──────── INPUT DATA

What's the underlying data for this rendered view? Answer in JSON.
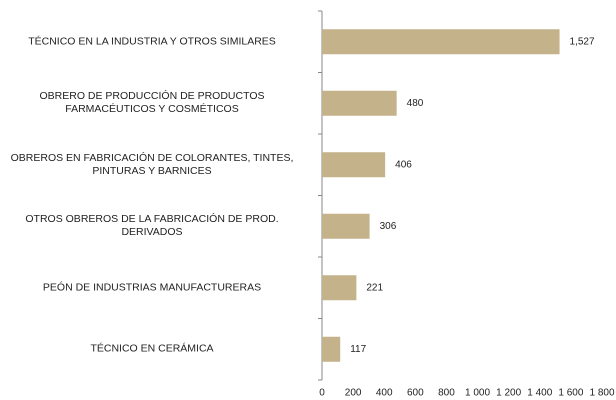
{
  "chart_data": {
    "type": "bar",
    "orientation": "horizontal",
    "categories": [
      "TÉCNICO EN LA INDUSTRIA Y OTROS SIMILARES",
      "OBRERO DE PRODUCCIÓN DE PRODUCTOS\nFARMACÉUTICOS Y COSMÉTICOS",
      "OBREROS EN FABRICACIÓN DE COLORANTES, TINTES,\nPINTURAS Y BARNICES",
      "OTROS OBREROS DE LA FABRICACIÓN DE PROD.\nDERIVADOS",
      "PEÓN DE INDUSTRIAS MANUFACTURERAS",
      "TÉCNICO EN CERÁMICA"
    ],
    "values": [
      1527,
      480,
      406,
      306,
      221,
      117
    ],
    "value_labels": [
      "1,527",
      "480",
      "406",
      "306",
      "221",
      "117"
    ],
    "color": "#c4b28a",
    "xlim": [
      0,
      1800
    ],
    "xticks": [
      0,
      200,
      400,
      600,
      800,
      {
        "value": 1000,
        "label": "1 000"
      },
      {
        "value": 1200,
        "label": "1 200"
      },
      {
        "value": 1400,
        "label": "1 400"
      },
      {
        "value": 1600,
        "label": "1 600"
      },
      {
        "value": 1800,
        "label": "1 800"
      }
    ],
    "grid": false
  }
}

────────────────

## TASK TO CARRY OUT
Images in the records should not be copied. Repeat all the rest exactly.

## RESULT BELOW
What's the underlying data for this rendered view? Answer in JSON.
{
  "chart_data": {
    "type": "bar",
    "orientation": "horizontal",
    "categories": [
      "TÉCNICO EN LA INDUSTRIA Y OTROS SIMILARES",
      "OBRERO DE PRODUCCIÓN DE PRODUCTOS\nFARMACÉUTICOS Y COSMÉTICOS",
      "OBREROS EN FABRICACIÓN DE COLORANTES, TINTES,\nPINTURAS Y BARNICES",
      "OTROS OBREROS DE LA FABRICACIÓN DE PROD.\nDERIVADOS",
      "PEÓN DE INDUSTRIAS MANUFACTURERAS",
      "TÉCNICO EN CERÁMICA"
    ],
    "values": [
      1527,
      480,
      406,
      306,
      221,
      117
    ],
    "value_labels": [
      "1,527",
      "480",
      "406",
      "306",
      "221",
      "117"
    ],
    "color": "#c4b28a",
    "xlim": [
      0,
      1800
    ],
    "xticks": [
      0,
      200,
      400,
      600,
      800,
      {
        "value": 1000,
        "label": "1 000"
      },
      {
        "value": 1200,
        "label": "1 200"
      },
      {
        "value": 1400,
        "label": "1 400"
      },
      {
        "value": 1600,
        "label": "1 600"
      },
      {
        "value": 1800,
        "label": "1 800"
      }
    ],
    "grid": false
  }
}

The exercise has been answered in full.